Copy out the data below as written; omit any images.

---------- Records shown

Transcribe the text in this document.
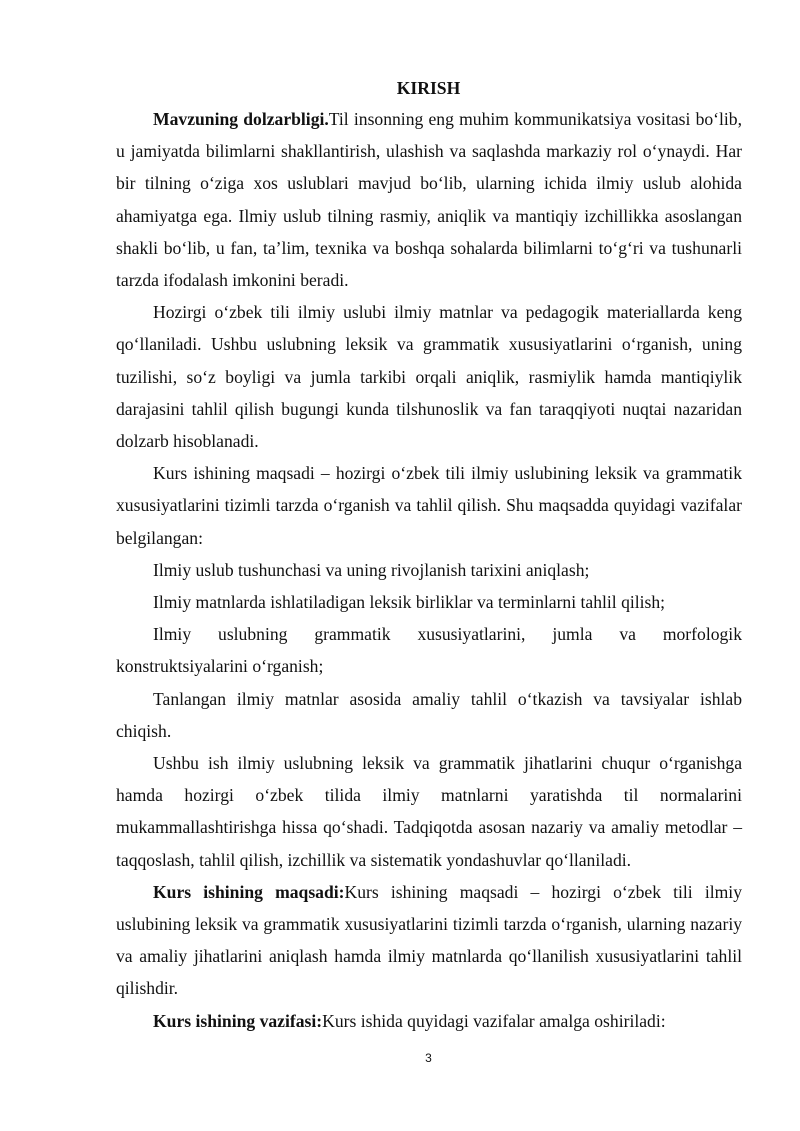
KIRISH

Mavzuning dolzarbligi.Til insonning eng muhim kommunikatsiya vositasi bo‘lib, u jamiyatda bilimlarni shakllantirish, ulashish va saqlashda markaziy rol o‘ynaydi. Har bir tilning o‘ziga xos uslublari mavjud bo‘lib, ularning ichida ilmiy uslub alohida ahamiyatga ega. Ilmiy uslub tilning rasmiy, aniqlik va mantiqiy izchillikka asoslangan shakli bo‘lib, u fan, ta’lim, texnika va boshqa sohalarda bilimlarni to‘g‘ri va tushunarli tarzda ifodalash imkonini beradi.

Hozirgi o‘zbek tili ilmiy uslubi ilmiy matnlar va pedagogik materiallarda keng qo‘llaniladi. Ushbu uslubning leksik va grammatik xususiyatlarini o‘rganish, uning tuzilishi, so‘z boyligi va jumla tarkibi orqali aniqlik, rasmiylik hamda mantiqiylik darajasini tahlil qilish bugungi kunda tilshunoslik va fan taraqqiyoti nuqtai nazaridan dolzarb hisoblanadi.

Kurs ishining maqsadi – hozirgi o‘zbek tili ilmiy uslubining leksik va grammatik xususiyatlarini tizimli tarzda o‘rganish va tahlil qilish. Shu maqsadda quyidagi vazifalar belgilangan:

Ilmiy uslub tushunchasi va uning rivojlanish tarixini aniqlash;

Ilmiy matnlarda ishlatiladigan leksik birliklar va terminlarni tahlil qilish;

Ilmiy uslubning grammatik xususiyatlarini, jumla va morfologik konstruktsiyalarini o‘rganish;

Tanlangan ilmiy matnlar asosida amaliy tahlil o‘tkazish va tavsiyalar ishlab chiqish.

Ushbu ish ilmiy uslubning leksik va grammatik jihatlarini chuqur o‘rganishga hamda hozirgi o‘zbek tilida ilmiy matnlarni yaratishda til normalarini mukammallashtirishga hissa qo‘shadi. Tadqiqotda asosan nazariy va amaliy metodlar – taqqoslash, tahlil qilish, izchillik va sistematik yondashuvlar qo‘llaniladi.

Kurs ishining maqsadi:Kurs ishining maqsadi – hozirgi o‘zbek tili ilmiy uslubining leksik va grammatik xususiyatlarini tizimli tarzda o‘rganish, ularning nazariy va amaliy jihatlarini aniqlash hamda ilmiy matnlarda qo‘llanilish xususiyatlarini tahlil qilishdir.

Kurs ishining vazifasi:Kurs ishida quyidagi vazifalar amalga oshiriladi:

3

--------------------

Reply to the task
Transcribe the text in this document.
KIRISH

Mavzuning dolzarbligi.Til insonning eng muhim kommunikatsiya vositasi bo‘lib, u jamiyatda bilimlarni shakllantirish, ulashish va saqlashda markaziy rol o‘ynaydi. Har bir tilning o‘ziga xos uslublari mavjud bo‘lib, ularning ichida ilmiy uslub alohida ahamiyatga ega. Ilmiy uslub tilning rasmiy, aniqlik va mantiqiy izchillikka asoslangan shakli bo‘lib, u fan, ta’lim, texnika va boshqa sohalarda bilimlarni to‘g‘ri va tushunarli tarzda ifodalash imkonini beradi.

Hozirgi o‘zbek tili ilmiy uslubi ilmiy matnlar va pedagogik materiallarda keng qo‘llaniladi. Ushbu uslubning leksik va grammatik xususiyatlarini o‘rganish, uning tuzilishi, so‘z boyligi va jumla tarkibi orqali aniqlik, rasmiylik hamda mantiqiylik darajasini tahlil qilish bugungi kunda tilshunoslik va fan taraqqiyoti nuqtai nazaridan dolzarb hisoblanadi.

Kurs ishining maqsadi – hozirgi o‘zbek tili ilmiy uslubining leksik va grammatik xususiyatlarini tizimli tarzda o‘rganish va tahlil qilish. Shu maqsadda quyidagi vazifalar belgilangan:

Ilmiy uslub tushunchasi va uning rivojlanish tarixini aniqlash;

Ilmiy matnlarda ishlatiladigan leksik birliklar va terminlarni tahlil qilish;

Ilmiy uslubning grammatik xususiyatlarini, jumla va morfologik konstruktsiyalarini o‘rganish;

Tanlangan ilmiy matnlar asosida amaliy tahlil o‘tkazish va tavsiyalar ishlab chiqish.

Ushbu ish ilmiy uslubning leksik va grammatik jihatlarini chuqur o‘rganishga hamda hozirgi o‘zbek tilida ilmiy matnlarni yaratishda til normalarini mukammallashtirishga hissa qo‘shadi. Tadqiqotda asosan nazariy va amaliy metodlar – taqqoslash, tahlil qilish, izchillik va sistematik yondashuvlar qo‘llaniladi.

Kurs ishining maqsadi:Kurs ishining maqsadi – hozirgi o‘zbek tili ilmiy uslubining leksik va grammatik xususiyatlarini tizimli tarzda o‘rganish, ularning nazariy va amaliy jihatlarini aniqlash hamda ilmiy matnlarda qo‘llanilish xususiyatlarini tahlil qilishdir.

Kurs ishining vazifasi:Kurs ishida quyidagi vazifalar amalga oshiriladi:

3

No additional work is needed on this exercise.